**Source passage:**
---------------

Tuesday, 24 December 2024

Colonialism, starvation and resistance: How food is weaponized, from Gaza to Canada

For more than a year, the Israeli state has been engaged in a massive incursion into Gaza following the October 2023 Hamas attack against Israel.

In March 2024, Francesca Albanese, the United Nations Special Rapporteur on the situation of human rights in the Occupied Palestinian Territories, announced: “There are reasonable grounds to believe that the threshold indicating the commission of the crime of genocide…has been met.”

A core element of genocide includes food militarization and weaponization, a tactic that has been used by Canada to exterminate, dispossess and control Indigenous populations.

We have come together as a group of critical food systems scholars to examine the parallels between the weaponization of food in Gaza and Canada to bring about the systematic destruction of Indigenous Peoples. But we’ve also observed that food has been a powerful tool of resistance and resurgence.

Food as a weapon

Throughout modern history, food has been deployed as a weapon by colonial regimes to control and displace Indigenous populations. The current crisis in Gaza has brought this into sharp focus as the Israeli state has engaged in the systematic destruction of Palestinian food systems, with devastating consequences.

Israel’s blockade of Gaza, in place since 2007, has cut off access to essential agricultural areas and restricted fishing activities. Gaza farmers are often unable to access their land, while fishers are constantly barred from accessing the coast, harassed, intimidated and even killed by Israeli forces.

---------------

**To-do list:**
1. According to the article on food as a weapon, since what year has Israel's blockade of Gaza been in place?
2. From the article on food as a weapon, return everything from "Colonialism, starvation and" down to "control Indigenous populations.".

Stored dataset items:
---------------

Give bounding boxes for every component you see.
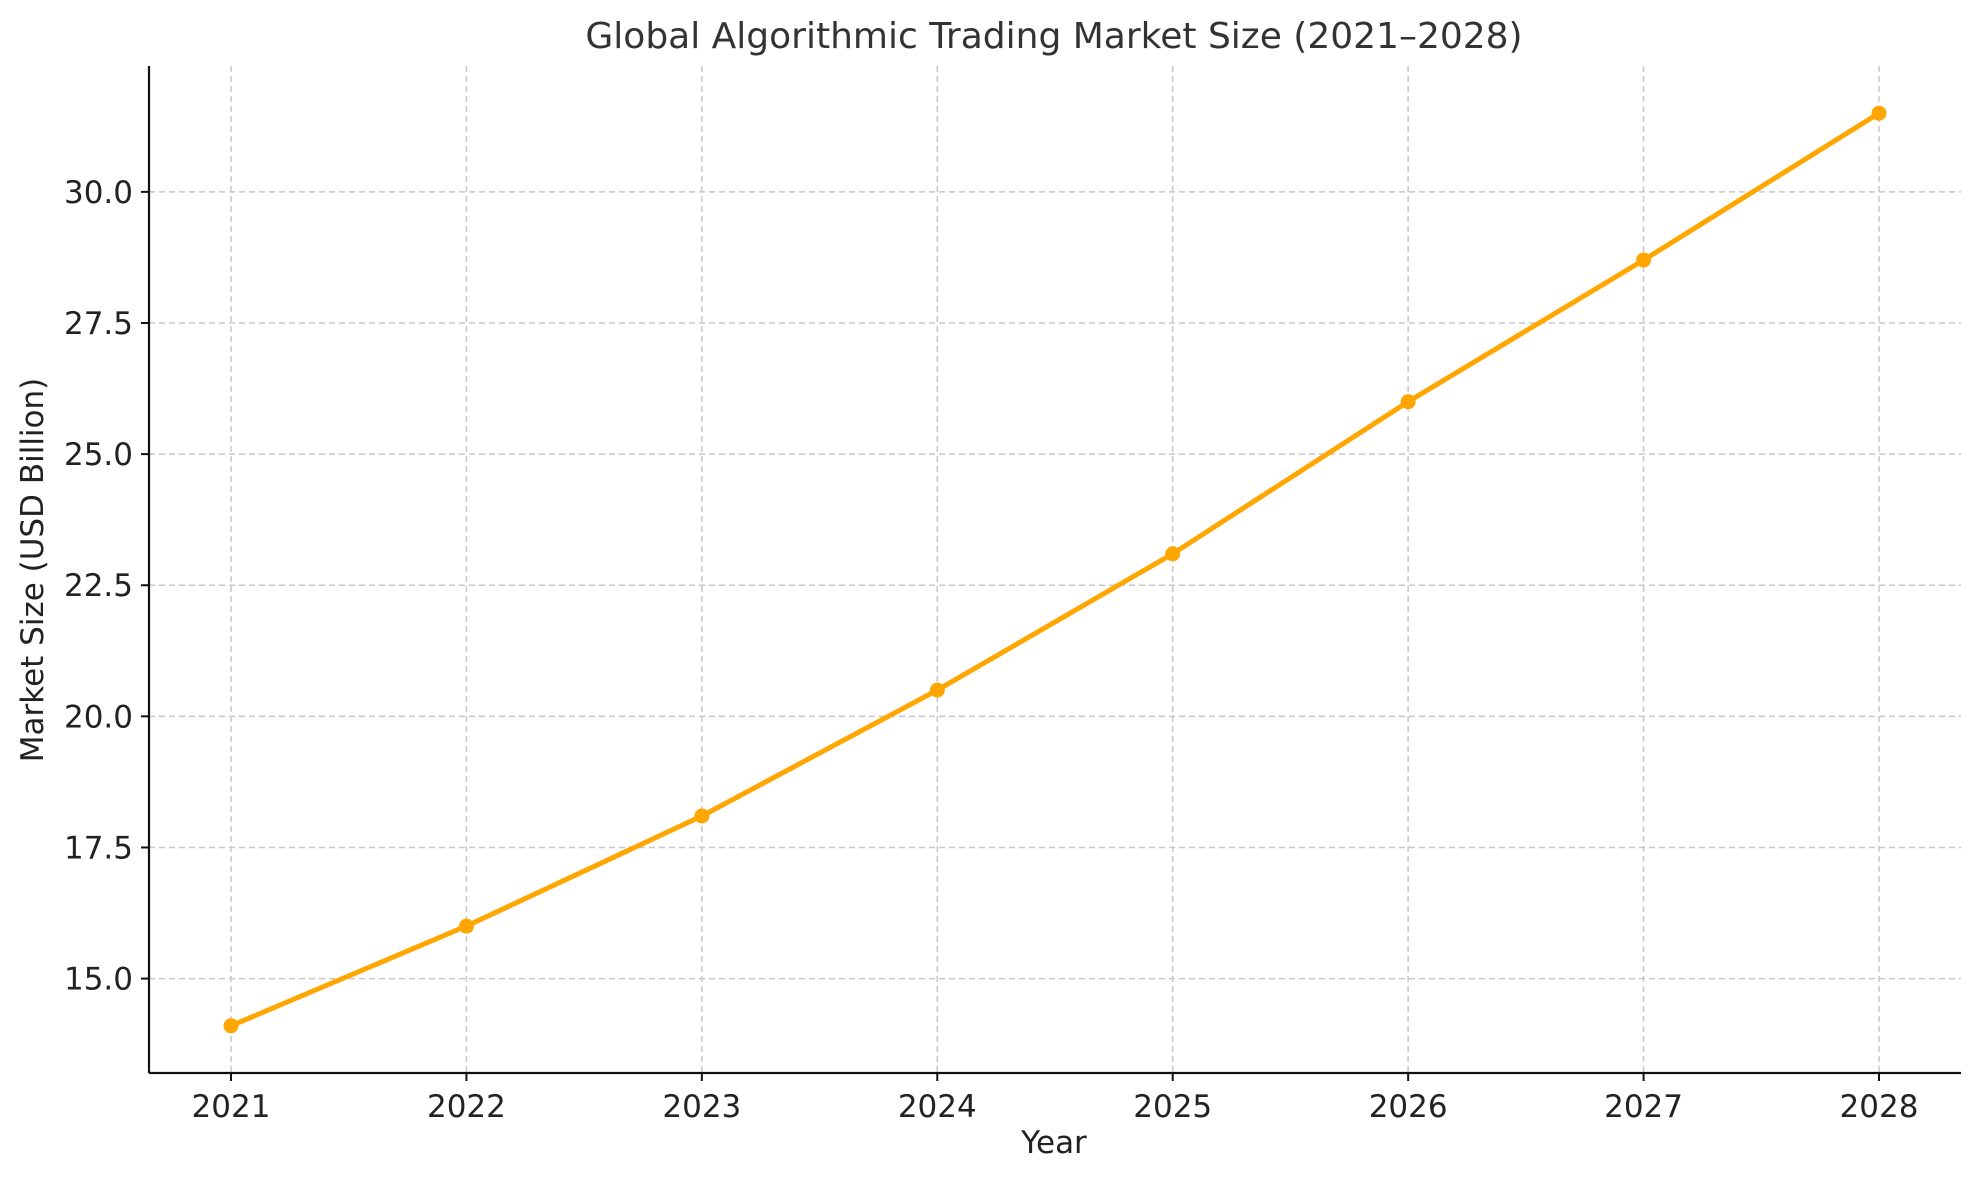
data-point — [1636, 252, 1652, 268]
grid-lines — [149, 66, 1961, 1073]
x-tick-label: 2022 — [427, 1089, 506, 1125]
x-tick-label: 2025 — [1133, 1089, 1212, 1125]
y-axis-label: Market Size (USD Billion) — [15, 378, 51, 763]
axes — [141, 66, 1961, 1081]
tick-labels: 2021 2022 2023 2024 2025 2026 2027 2028 15.0 17.5… — [64, 175, 1918, 1125]
data-point — [694, 808, 710, 824]
data-point — [223, 1018, 239, 1034]
x-tick-label: 2024 — [898, 1089, 977, 1125]
x-tick-label: 2027 — [1604, 1089, 1683, 1125]
y-tick-label: 25.0 — [64, 437, 133, 473]
y-tick-label: 22.5 — [64, 568, 133, 604]
data-point — [1400, 394, 1416, 410]
x-axis-label: Year — [1020, 1125, 1087, 1161]
chart-title: Global Algorithmic Trading Market Size (… — [585, 16, 1522, 57]
series-line — [228, 110, 1882, 1029]
x-tick-label: 2028 — [1840, 1089, 1919, 1125]
y-tick-label: 15.0 — [64, 962, 133, 998]
x-tick-label: 2021 — [192, 1089, 271, 1125]
data-point — [1871, 105, 1887, 121]
data-point — [1165, 546, 1181, 562]
y-tick-label: 17.5 — [64, 830, 133, 866]
x-tick-label: 2023 — [662, 1089, 741, 1125]
data-point — [458, 918, 474, 934]
data-point — [929, 682, 945, 698]
y-tick-label: 27.5 — [64, 306, 133, 342]
y-tick-label: 30.0 — [64, 175, 133, 211]
y-tick-label: 20.0 — [64, 699, 133, 735]
series — [223, 105, 1887, 1034]
x-tick-label: 2026 — [1369, 1089, 1448, 1125]
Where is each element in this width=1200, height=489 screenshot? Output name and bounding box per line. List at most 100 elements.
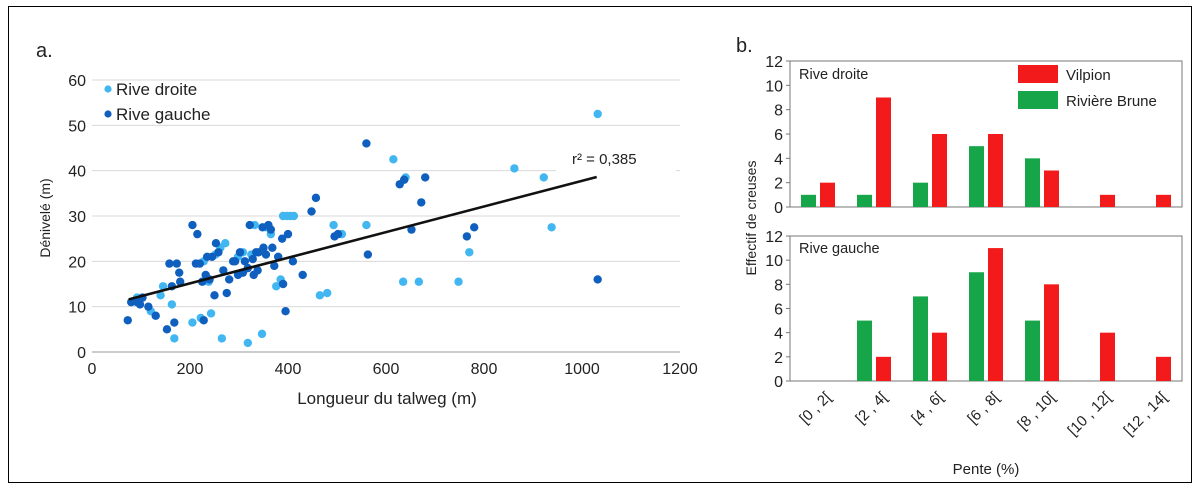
bar-vilpion [1156, 194, 1171, 207]
point-rive-gauche [135, 300, 145, 309]
point-rive-gauche [259, 243, 268, 252]
bar-riviere-brune [913, 296, 928, 381]
y-tick-label: 0 [774, 374, 783, 391]
point-rive-droite [156, 291, 165, 300]
bar-vilpion [876, 97, 891, 207]
x-tick-label: 400 [275, 361, 302, 378]
bar-riviere-brune [1025, 158, 1040, 207]
x-tick-label: 800 [471, 361, 498, 378]
point-rive-gauche [235, 248, 245, 257]
point-rive-droite [398, 277, 408, 286]
point-rive-gauche [172, 259, 181, 268]
point-rive-gauche [199, 316, 208, 325]
y-tick-label: 2 [774, 176, 783, 193]
y-tick-label: 10 [68, 300, 86, 317]
point-rive-gauche [277, 234, 287, 243]
point-rive-droite [167, 300, 177, 309]
bar-vilpion [1100, 194, 1115, 207]
legend-marker-rive-gauche [104, 110, 112, 118]
point-rive-gauche [593, 275, 602, 284]
point-rive-droite [539, 173, 548, 182]
bar-vilpion [988, 134, 1003, 207]
bar-riviere-brune [857, 194, 872, 207]
point-rive-droite [389, 155, 398, 164]
legend-swatch-vilpion [1018, 65, 1058, 83]
category-label: [0 , 2[ [796, 388, 835, 427]
point-rive-gauche [407, 225, 416, 234]
point-rive-gauche [175, 268, 184, 277]
y-tick-label: 50 [68, 118, 86, 135]
point-rive-gauche [193, 229, 202, 239]
point-rive-gauche [268, 243, 277, 252]
point-rive-gauche [248, 254, 257, 264]
point-rive-droite [188, 318, 197, 327]
bar-vilpion [1044, 284, 1059, 381]
point-rive-gauche [176, 277, 185, 286]
histogram-y-axis-title: Effectif de creuses [743, 161, 759, 276]
point-rive-gauche [266, 225, 276, 234]
point-rive-droite [362, 220, 371, 230]
bar-riviere-brune [969, 146, 984, 207]
y-tick-label: 4 [774, 151, 783, 168]
point-rive-gauche [225, 275, 234, 284]
point-rive-droite [257, 329, 267, 339]
y-tick-label: 6 [774, 302, 783, 319]
y-tick-label: 2 [774, 350, 783, 367]
point-rive-droite [170, 334, 179, 343]
y-axis-title: Dénivelé (m) [37, 178, 53, 257]
histogram-x-axis-title: Pente (%) [953, 461, 1020, 478]
category-label: [8 , 10[ [1014, 388, 1059, 433]
trend-line [128, 175, 598, 301]
y-tick-label: 60 [68, 73, 86, 90]
category-label: [2 , 4[ [852, 388, 891, 427]
point-rive-droite [510, 164, 519, 173]
point-rive-droite [593, 109, 602, 119]
category-label: [4 , 6[ [908, 388, 947, 427]
x-tick-label: 200 [177, 361, 204, 378]
y-tick-label: 10 [765, 253, 783, 270]
figure-frame [8, 6, 1192, 483]
bar-vilpion [820, 182, 835, 207]
point-rive-gauche [333, 229, 343, 239]
bar-riviere-brune [1025, 320, 1040, 381]
bar-riviere-brune [801, 194, 816, 207]
legend-label-rive-gauche: Rive gauche [116, 105, 211, 124]
category-label: [10 , 12[ [1064, 388, 1115, 439]
x-axis-title: Longueur du talweg (m) [297, 389, 477, 408]
bar-riviere-brune [913, 182, 928, 207]
y-tick-label: 8 [774, 277, 783, 294]
y-tick-label: 6 [774, 127, 783, 144]
y-tick-label: 0 [77, 345, 86, 362]
legend-label-riviere-brune: Rivière Brune [1066, 93, 1157, 110]
bar-vilpion [932, 134, 947, 207]
point-rive-droite [465, 248, 474, 257]
point-rive-gauche [288, 257, 298, 266]
point-rive-gauche [261, 250, 271, 259]
point-rive-droite [454, 277, 463, 286]
point-rive-droite [243, 338, 253, 348]
point-rive-gauche [298, 270, 307, 280]
point-rive-gauche [363, 250, 373, 259]
category-label: [6 , 8[ [964, 388, 1003, 427]
y-tick-label: 4 [774, 326, 783, 343]
legend-label-rive-droite: Rive droite [116, 80, 197, 99]
point-rive-gauche [162, 325, 172, 334]
point-rive-gauche [144, 302, 153, 311]
y-tick-label: 8 [774, 103, 783, 120]
point-rive-droite [329, 220, 338, 230]
legend-swatch-riviere-brune [1018, 91, 1058, 109]
y-tick-label: 12 [765, 229, 783, 246]
point-rive-droite [158, 282, 168, 291]
point-rive-gauche [230, 257, 240, 266]
point-rive-droite [315, 291, 325, 300]
x-tick-label: 1200 [662, 361, 698, 378]
bar-riviere-brune [969, 272, 984, 381]
bar-vilpion [1156, 356, 1171, 381]
point-rive-droite [221, 239, 230, 248]
point-rive-gauche [278, 279, 288, 289]
scatter-panel: a. 0 10 20 30 40 50 60 0 200 400 600 800 1000 1200 L… [36, 40, 698, 408]
bar-riviere-brune [857, 320, 872, 381]
histogram-panel: b. 0 2 4 6 8 10 12 0 2 4 6 8 10 12 [0 , 2[[2 , 4[[4 … [736, 35, 1183, 478]
r2-label-box [556, 144, 676, 172]
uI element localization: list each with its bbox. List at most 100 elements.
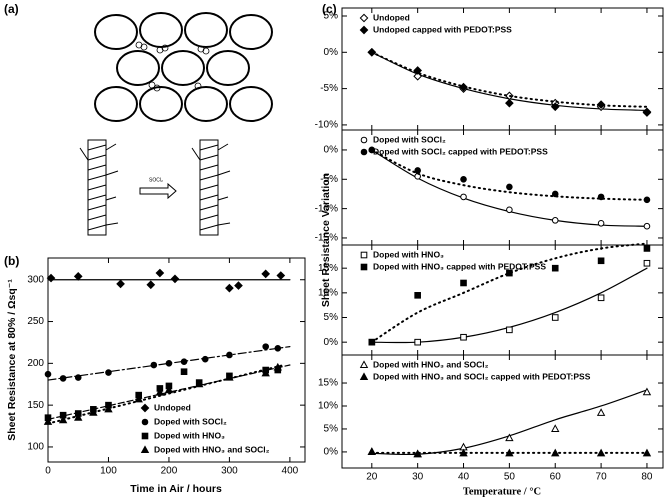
schematic — [79, 12, 273, 236]
x-axis-label: Time in Air / hours — [130, 483, 222, 495]
marker — [643, 222, 651, 230]
x-axis-label: Temperature / °C — [463, 486, 541, 497]
legend-label: Doped with HNO₃ — [154, 430, 225, 440]
legend-marker — [360, 263, 368, 271]
y-tick-label: 300 — [27, 274, 44, 285]
x-tick-label: 300 — [221, 466, 238, 477]
legend-marker — [140, 403, 150, 413]
fit-line — [47, 364, 285, 425]
marker — [155, 268, 165, 278]
marker — [225, 372, 234, 381]
x-tick-label: 70 — [596, 472, 608, 483]
marker — [261, 269, 271, 279]
marker — [597, 219, 605, 227]
marker — [226, 351, 233, 359]
reagent-label: SOCl₂ — [149, 177, 163, 183]
marker — [146, 280, 156, 290]
plot-frame — [47, 257, 306, 463]
legend-label: Doped with HNO₃ — [373, 249, 444, 259]
y-tick-label: 200 — [27, 358, 44, 369]
y-tick-label: 250 — [27, 316, 44, 327]
x-tick-label: 0 — [45, 466, 51, 477]
y-tick-label: 15% — [318, 378, 338, 389]
marker — [74, 413, 83, 421]
marker — [194, 379, 204, 388]
marker — [460, 279, 467, 287]
marker — [597, 193, 605, 201]
y-tick-label: 150 — [27, 400, 44, 411]
marker — [58, 415, 68, 424]
fit-line — [370, 148, 648, 201]
legend-marker — [360, 148, 368, 156]
x-tick-label: 50 — [504, 472, 516, 483]
y-axis-label: Sheet Resistance Variation — [320, 173, 332, 307]
marker — [459, 448, 468, 457]
legend-label: Doped with SOCl₂ capped with PEDOT:PSS — [373, 146, 548, 156]
x-tick-label: 40 — [458, 472, 470, 483]
legend-label: Doped with HNO₃ and SOCl₂ capped with PE… — [373, 371, 591, 381]
marker — [551, 448, 560, 457]
x-tick-label: 200 — [161, 466, 178, 477]
marker — [89, 407, 98, 416]
y-tick-label: 100 — [27, 442, 44, 453]
marker — [551, 424, 560, 432]
marker — [180, 368, 188, 376]
marker — [506, 206, 513, 214]
marker — [551, 217, 559, 224]
y-tick-label: -5% — [320, 174, 338, 185]
panel-label: (c) — [322, 2, 337, 16]
legend-label: Doped with SOCl₂ — [373, 134, 446, 144]
marker — [261, 368, 270, 377]
y-tick-label: -10% — [315, 120, 338, 131]
legend-marker — [360, 136, 368, 144]
marker — [550, 102, 560, 112]
legend-label: Doped with HNO₃ and SOCl₂ — [373, 359, 489, 369]
x-tick-label: 60 — [550, 472, 562, 483]
marker — [368, 338, 376, 346]
legend-label: Undoped capped with PEDOT:PSS — [373, 24, 512, 34]
marker — [262, 343, 269, 350]
legend-marker — [359, 13, 369, 23]
y-tick-label: 5% — [324, 11, 339, 22]
y-tick-label: 5% — [324, 312, 339, 323]
y-tick-label: 0% — [324, 337, 339, 348]
marker — [506, 183, 513, 191]
marker — [274, 344, 282, 352]
marker — [170, 274, 180, 284]
marker — [276, 271, 286, 280]
marker — [643, 245, 651, 252]
y-tick-label: 0% — [324, 447, 339, 458]
marker — [414, 167, 421, 174]
marker — [596, 448, 606, 457]
y-tick-label: -10% — [315, 203, 338, 214]
marker — [460, 193, 467, 201]
legend-label: Doped with SOCl₂ — [154, 416, 227, 426]
legend-marker — [141, 432, 149, 440]
panel-label: (b) — [4, 254, 19, 268]
marker — [368, 146, 376, 154]
marker — [643, 259, 651, 267]
x-tick-label: 80 — [641, 472, 653, 483]
marker — [551, 314, 559, 321]
marker — [460, 175, 467, 183]
x-tick-label: 30 — [412, 472, 424, 483]
marker — [116, 279, 125, 289]
y-tick-label: 0% — [324, 145, 339, 156]
x-tick-label: 400 — [282, 466, 299, 477]
panel-label: (a) — [4, 2, 19, 16]
marker — [180, 358, 188, 365]
marker — [505, 448, 514, 457]
marker — [155, 387, 165, 396]
marker — [642, 108, 652, 117]
legend-marker — [359, 372, 369, 381]
fit-line — [370, 242, 648, 344]
marker — [597, 294, 605, 302]
marker — [225, 283, 234, 293]
marker — [506, 269, 513, 277]
plot-frame — [341, 354, 664, 469]
legend-label: Doped with HNO₃ capped with PEDOT:PSS — [373, 261, 546, 271]
marker — [506, 326, 513, 334]
marker — [459, 82, 468, 92]
marker — [414, 338, 421, 346]
marker — [164, 385, 174, 394]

---------------

**Written responses:**
1. Since 2007.

2.
Colonialism, starvation and resistance: How food is weaponized, from Gaza to Canada

For more than a year, the Israeli state has been engaged in a massive incursion into Gaza following the October 2023 Hamas attack against Israel.

In March 2024, Francesca Albanese, the United Nations Special Rapporteur on the situation of human rights in the Occupied Palestinian Territories, announced: “There are reasonable grounds to believe that the threshold indicating the commission of the crime of genocide…has been met.”

A core element of genocide includes food militarization and weaponization, a tactic that has been used by Canada to exterminate, dispossess and control Indigenous populations.